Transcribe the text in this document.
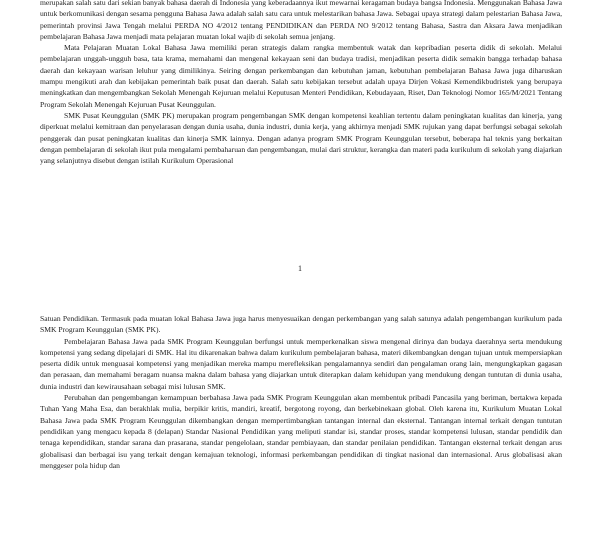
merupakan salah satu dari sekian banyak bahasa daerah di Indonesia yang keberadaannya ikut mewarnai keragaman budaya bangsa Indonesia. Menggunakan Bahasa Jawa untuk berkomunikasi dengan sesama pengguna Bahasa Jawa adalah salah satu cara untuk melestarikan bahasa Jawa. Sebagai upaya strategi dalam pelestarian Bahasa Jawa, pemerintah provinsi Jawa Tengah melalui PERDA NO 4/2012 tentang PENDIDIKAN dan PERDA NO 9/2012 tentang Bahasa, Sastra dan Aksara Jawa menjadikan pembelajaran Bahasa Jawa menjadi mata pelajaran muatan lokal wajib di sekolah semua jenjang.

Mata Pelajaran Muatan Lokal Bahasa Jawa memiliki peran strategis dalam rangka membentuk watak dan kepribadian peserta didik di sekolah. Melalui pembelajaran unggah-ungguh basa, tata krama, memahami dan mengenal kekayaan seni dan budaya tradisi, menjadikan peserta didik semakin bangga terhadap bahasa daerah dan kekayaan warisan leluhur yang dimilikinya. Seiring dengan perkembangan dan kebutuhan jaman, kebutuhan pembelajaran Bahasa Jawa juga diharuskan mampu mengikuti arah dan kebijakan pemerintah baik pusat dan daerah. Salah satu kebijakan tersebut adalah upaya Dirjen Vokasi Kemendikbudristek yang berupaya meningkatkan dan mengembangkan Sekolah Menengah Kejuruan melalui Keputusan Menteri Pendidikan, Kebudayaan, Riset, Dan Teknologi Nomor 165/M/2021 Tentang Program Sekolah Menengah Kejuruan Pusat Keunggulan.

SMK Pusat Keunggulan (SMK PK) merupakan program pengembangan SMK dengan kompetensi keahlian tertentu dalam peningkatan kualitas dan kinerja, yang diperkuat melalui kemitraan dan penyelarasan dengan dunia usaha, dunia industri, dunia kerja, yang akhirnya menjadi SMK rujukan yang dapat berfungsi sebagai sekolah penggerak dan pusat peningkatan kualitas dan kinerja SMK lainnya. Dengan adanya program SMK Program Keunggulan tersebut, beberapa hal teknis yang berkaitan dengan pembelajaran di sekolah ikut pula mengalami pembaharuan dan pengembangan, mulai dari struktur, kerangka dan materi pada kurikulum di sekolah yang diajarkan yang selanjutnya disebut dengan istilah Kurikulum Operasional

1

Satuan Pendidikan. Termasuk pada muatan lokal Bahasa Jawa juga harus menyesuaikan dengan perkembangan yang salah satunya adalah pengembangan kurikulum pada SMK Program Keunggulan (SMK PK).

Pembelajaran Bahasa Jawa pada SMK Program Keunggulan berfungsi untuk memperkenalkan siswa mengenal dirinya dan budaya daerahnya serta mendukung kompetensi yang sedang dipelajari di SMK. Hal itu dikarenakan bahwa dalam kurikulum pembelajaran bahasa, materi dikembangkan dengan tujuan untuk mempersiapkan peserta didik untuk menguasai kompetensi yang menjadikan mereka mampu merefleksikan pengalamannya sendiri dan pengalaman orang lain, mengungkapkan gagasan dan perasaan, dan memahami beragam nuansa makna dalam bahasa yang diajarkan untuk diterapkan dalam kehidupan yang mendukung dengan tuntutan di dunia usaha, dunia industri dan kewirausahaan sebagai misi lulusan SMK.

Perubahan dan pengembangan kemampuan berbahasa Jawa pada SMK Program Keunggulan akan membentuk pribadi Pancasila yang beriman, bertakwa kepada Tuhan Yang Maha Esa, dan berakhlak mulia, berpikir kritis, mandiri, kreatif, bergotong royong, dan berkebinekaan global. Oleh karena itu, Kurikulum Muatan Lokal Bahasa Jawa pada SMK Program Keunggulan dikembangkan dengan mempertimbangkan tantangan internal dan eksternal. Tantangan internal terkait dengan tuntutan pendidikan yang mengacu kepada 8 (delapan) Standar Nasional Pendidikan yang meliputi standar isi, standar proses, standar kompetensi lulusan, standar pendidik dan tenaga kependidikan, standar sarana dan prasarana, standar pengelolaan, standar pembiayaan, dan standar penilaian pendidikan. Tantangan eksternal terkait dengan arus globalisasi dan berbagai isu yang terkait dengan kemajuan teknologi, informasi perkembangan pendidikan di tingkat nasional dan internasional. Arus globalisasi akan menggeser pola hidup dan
* * * *
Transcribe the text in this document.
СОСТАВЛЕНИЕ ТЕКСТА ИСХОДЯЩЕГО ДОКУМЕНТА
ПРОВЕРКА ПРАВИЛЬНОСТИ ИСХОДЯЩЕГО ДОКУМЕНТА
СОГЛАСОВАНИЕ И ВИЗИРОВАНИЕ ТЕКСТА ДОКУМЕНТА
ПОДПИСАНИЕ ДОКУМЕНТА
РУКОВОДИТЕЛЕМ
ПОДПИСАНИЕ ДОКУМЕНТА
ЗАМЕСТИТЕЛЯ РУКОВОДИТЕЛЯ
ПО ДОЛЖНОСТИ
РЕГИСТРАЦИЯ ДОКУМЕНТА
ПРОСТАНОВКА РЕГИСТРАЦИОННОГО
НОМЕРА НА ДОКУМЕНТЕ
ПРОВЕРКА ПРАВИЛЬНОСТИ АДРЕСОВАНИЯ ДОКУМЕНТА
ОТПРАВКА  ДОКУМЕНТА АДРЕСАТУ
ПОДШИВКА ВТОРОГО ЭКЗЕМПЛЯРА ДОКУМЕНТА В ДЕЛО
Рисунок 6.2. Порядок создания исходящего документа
* * * *
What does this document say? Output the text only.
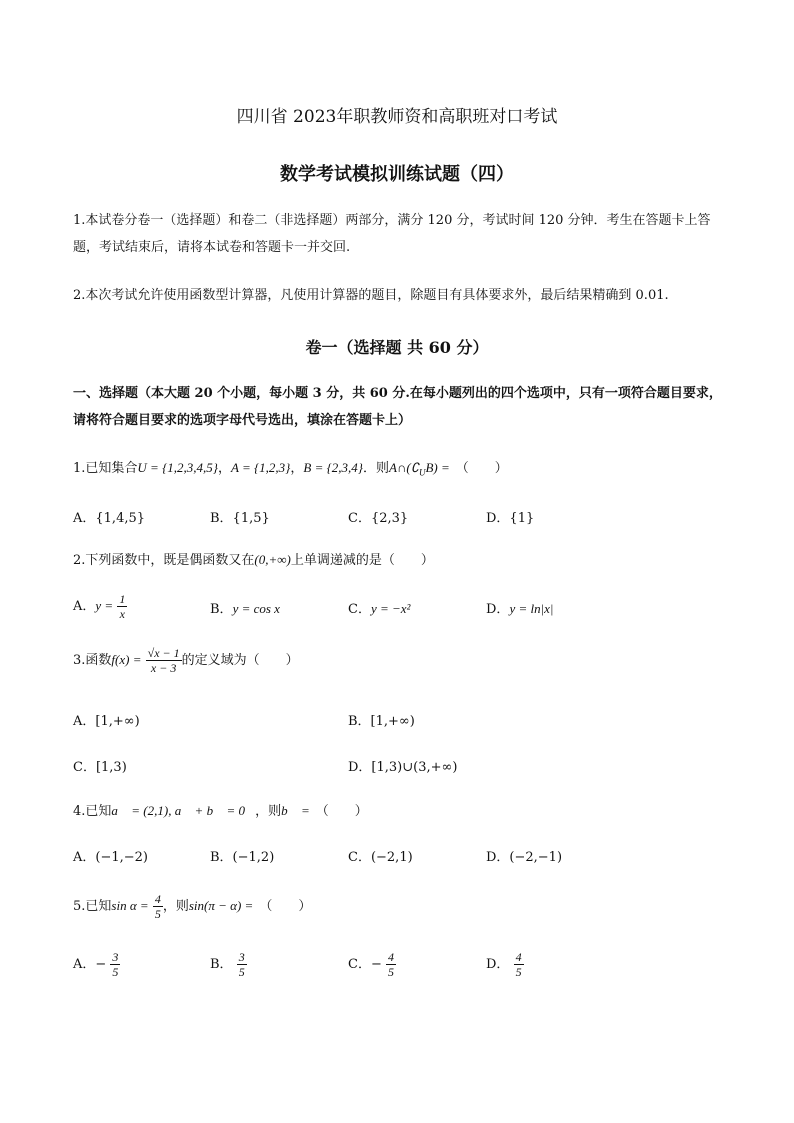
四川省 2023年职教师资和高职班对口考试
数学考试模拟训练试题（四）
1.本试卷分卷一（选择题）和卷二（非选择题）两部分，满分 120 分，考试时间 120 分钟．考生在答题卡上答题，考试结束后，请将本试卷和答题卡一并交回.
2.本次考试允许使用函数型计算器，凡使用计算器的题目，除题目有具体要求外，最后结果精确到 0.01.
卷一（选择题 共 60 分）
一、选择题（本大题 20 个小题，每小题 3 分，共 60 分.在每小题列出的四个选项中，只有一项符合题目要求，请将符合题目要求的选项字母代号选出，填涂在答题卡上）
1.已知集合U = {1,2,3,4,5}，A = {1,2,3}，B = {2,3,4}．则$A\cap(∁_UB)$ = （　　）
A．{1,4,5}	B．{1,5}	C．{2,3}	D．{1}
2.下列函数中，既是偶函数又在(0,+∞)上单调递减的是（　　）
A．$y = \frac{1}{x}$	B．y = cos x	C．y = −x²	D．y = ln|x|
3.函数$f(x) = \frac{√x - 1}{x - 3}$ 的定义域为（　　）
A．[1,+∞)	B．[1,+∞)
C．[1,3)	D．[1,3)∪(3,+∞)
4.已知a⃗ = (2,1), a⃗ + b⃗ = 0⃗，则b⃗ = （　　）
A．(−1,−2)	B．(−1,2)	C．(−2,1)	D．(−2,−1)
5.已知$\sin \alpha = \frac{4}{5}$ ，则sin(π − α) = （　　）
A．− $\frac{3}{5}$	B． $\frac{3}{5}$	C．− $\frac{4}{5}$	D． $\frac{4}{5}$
* * * *
#### [Stated goal]
Every line containing the string "ТЕКСТА" must be listed.

#### [The solution]
СОСТАВЛЕНИЕ ТЕКСТА ИСХОДЯЩЕГО ДОКУМЕНТА
СОГЛАСОВАНИЕ И ВИЗИРОВАНИЕ ТЕКСТА ДОКУМЕНТА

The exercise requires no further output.